Pick out every line holding the string "начала" and copy it.

☆ ☆ ☆

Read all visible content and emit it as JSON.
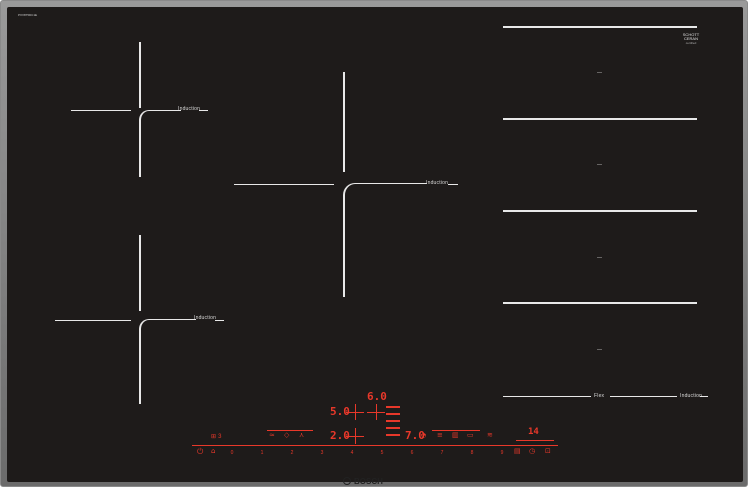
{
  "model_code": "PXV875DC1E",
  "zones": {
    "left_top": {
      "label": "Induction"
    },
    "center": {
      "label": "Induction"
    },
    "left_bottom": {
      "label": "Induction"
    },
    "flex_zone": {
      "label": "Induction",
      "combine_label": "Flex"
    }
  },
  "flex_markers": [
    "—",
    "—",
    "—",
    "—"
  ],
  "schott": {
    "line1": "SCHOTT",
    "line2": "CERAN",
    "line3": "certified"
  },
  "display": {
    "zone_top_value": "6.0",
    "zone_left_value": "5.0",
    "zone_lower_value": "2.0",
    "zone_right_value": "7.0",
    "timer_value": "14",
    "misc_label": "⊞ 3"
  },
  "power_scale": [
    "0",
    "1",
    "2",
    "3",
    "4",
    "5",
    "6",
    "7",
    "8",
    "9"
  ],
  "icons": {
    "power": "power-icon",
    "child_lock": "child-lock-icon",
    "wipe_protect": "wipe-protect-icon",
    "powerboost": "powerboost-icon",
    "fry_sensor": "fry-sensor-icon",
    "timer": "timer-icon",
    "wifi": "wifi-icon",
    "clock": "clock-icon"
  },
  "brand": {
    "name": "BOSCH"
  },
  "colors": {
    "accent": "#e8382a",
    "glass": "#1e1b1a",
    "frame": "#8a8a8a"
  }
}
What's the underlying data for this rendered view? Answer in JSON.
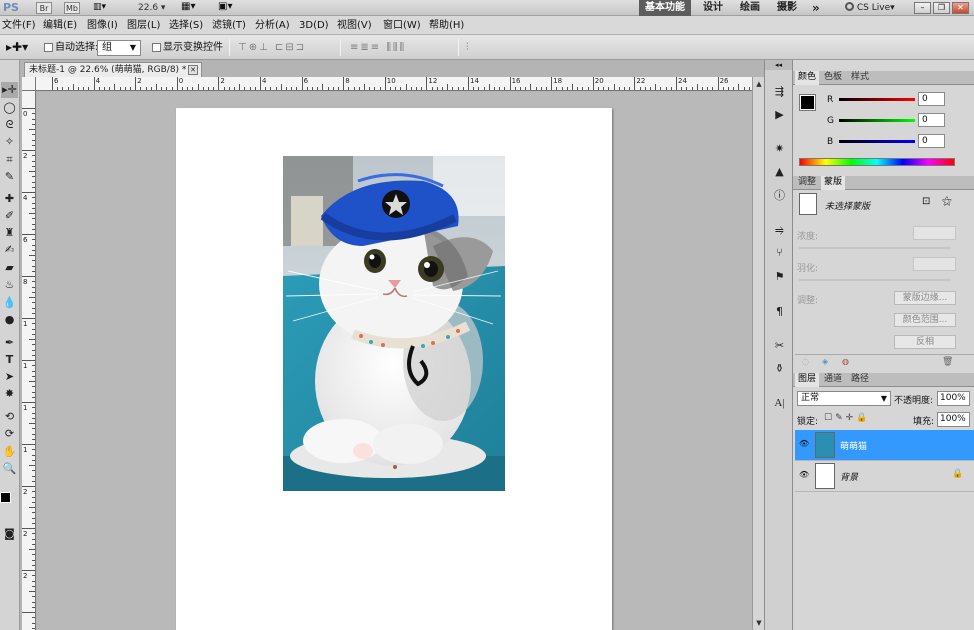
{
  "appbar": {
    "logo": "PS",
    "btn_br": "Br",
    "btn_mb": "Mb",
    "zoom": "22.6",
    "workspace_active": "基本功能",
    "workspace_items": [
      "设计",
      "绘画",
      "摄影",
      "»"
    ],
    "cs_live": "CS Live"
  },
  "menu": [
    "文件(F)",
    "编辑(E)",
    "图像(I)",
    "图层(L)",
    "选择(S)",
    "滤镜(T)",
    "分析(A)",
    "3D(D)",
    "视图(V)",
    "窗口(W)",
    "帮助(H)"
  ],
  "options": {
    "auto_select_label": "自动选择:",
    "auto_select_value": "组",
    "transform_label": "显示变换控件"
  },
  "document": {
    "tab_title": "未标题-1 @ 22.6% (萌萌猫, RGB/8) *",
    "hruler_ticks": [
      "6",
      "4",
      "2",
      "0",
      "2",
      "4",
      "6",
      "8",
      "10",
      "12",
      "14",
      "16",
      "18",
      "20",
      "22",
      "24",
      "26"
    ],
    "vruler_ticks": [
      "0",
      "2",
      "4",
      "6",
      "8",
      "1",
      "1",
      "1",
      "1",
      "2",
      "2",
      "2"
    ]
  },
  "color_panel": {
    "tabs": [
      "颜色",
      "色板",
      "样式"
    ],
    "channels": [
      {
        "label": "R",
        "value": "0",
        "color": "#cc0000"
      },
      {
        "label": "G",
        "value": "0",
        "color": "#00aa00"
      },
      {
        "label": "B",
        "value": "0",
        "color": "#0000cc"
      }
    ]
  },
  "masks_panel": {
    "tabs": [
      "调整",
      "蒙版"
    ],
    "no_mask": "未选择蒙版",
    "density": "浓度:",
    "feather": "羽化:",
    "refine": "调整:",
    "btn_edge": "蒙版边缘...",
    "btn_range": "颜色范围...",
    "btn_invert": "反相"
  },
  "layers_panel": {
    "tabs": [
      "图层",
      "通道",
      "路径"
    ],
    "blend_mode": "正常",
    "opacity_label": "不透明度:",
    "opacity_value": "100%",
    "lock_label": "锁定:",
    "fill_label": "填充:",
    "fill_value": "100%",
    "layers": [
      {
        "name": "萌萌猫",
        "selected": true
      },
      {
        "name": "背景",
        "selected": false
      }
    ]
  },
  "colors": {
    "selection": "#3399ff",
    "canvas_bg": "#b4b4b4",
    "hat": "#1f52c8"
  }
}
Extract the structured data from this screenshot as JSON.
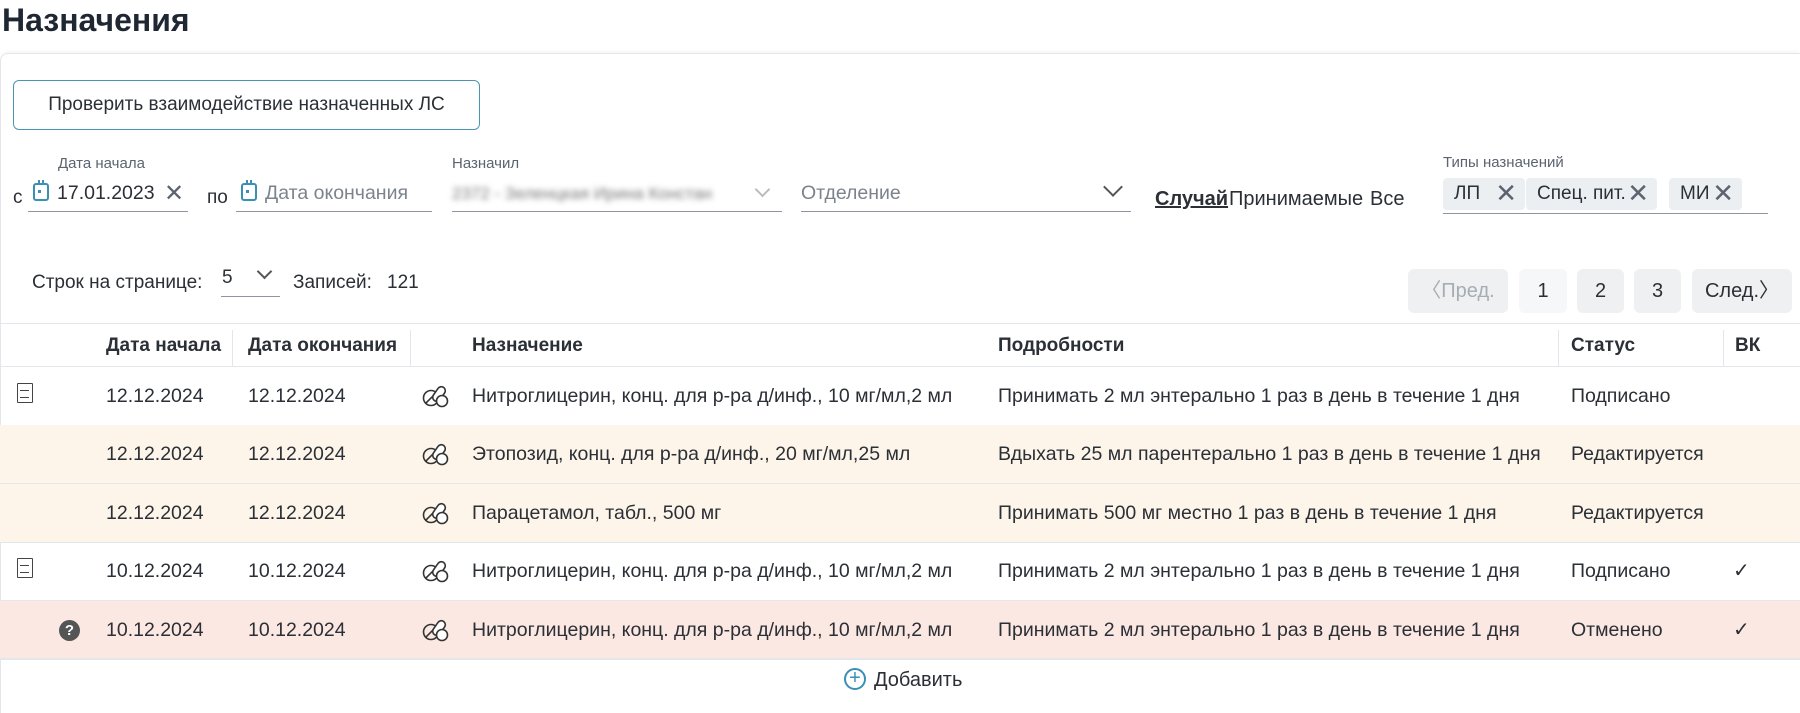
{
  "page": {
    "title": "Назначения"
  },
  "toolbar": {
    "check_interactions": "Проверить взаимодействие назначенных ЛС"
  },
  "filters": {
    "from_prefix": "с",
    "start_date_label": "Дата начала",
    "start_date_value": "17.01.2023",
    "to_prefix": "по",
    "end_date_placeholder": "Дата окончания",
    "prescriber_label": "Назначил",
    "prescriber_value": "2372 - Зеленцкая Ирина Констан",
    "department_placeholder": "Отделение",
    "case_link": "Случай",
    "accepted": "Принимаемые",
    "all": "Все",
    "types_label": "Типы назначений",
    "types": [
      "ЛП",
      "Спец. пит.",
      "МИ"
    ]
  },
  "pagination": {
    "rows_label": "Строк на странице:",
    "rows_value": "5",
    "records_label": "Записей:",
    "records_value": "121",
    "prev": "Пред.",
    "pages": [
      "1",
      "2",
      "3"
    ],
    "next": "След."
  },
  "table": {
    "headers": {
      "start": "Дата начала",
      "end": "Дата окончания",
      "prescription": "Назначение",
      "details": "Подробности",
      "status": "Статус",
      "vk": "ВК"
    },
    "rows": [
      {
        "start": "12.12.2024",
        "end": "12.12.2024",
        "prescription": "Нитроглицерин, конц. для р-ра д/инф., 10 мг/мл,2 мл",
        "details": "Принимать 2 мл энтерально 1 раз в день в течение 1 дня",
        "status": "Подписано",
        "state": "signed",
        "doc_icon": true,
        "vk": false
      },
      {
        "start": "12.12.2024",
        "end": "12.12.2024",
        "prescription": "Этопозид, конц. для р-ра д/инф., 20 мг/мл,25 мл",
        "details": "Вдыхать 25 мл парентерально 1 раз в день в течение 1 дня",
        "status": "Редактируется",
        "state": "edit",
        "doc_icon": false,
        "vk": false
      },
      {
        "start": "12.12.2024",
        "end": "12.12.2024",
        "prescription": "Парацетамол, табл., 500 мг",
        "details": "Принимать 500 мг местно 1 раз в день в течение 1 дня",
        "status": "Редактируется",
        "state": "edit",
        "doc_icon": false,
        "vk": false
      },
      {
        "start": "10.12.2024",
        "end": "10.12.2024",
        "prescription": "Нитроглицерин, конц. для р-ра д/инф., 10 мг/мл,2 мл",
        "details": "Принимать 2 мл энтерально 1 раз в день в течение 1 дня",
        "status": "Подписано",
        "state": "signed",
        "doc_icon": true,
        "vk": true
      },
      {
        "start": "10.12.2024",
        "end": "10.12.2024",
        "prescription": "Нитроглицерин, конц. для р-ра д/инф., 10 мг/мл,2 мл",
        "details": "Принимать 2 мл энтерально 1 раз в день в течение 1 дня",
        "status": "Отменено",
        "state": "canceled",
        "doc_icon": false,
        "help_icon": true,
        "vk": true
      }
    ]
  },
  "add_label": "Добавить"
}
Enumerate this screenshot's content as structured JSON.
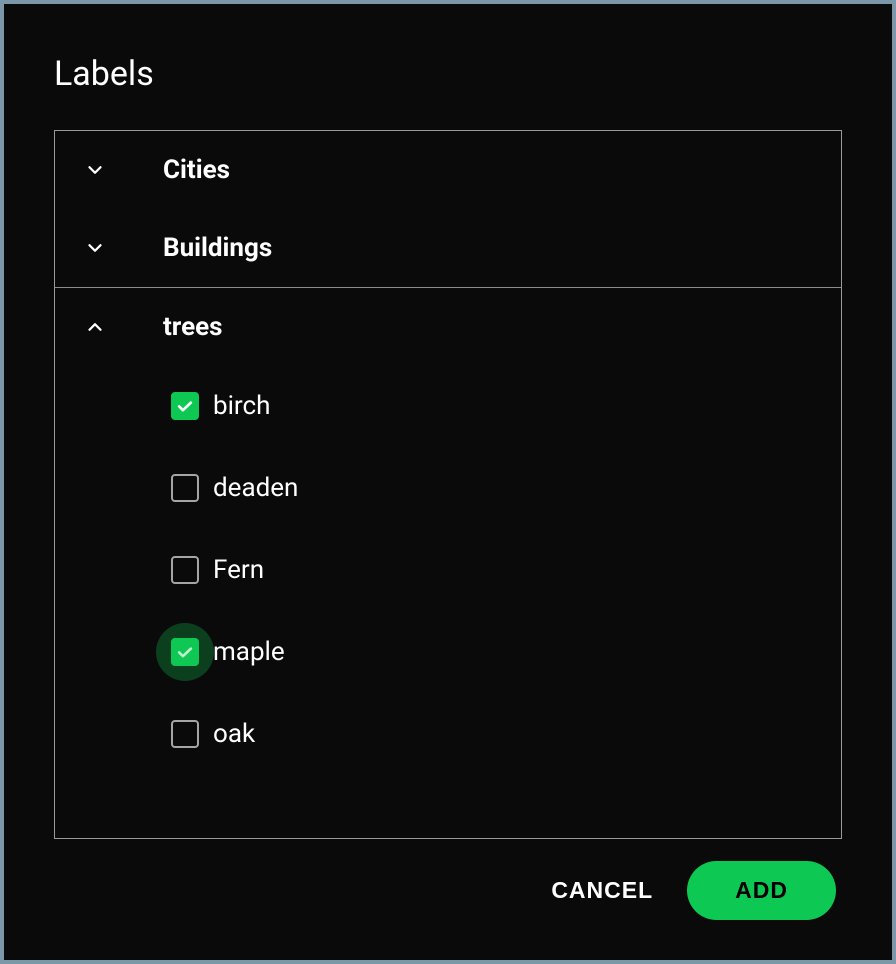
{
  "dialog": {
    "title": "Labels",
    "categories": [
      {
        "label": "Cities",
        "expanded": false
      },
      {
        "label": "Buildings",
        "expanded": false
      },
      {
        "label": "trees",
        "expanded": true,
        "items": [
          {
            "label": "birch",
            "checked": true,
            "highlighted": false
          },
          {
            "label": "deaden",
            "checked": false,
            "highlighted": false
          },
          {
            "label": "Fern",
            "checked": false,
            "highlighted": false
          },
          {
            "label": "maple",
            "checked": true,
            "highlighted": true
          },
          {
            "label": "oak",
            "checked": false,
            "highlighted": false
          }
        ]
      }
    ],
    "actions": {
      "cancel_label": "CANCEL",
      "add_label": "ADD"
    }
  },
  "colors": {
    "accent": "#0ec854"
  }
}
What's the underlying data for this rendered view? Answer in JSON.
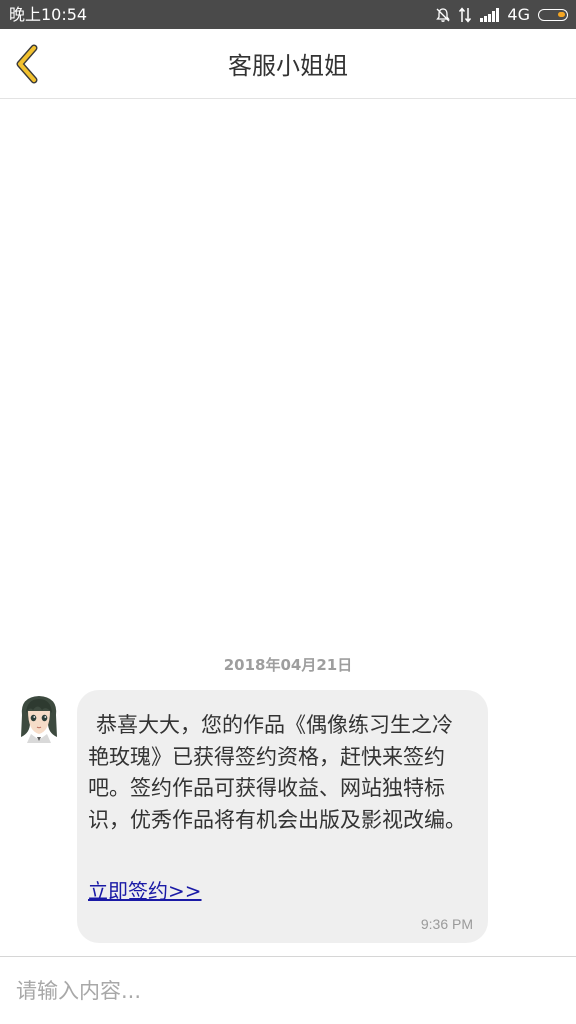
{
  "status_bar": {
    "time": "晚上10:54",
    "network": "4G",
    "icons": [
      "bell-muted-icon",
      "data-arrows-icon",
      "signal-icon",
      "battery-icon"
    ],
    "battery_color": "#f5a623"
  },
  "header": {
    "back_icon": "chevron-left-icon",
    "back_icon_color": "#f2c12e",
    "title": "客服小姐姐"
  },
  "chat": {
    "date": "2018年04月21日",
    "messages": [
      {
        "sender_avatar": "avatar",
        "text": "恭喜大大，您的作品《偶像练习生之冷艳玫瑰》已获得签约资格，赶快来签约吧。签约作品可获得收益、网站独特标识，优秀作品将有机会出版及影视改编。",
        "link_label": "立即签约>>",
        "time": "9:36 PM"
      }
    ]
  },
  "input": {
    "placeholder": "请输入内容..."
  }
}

☆ ☆ ☆

## PROBLEM SOLUTION
    "start_date_label": "Дата начала",
      "start": "Дата начала",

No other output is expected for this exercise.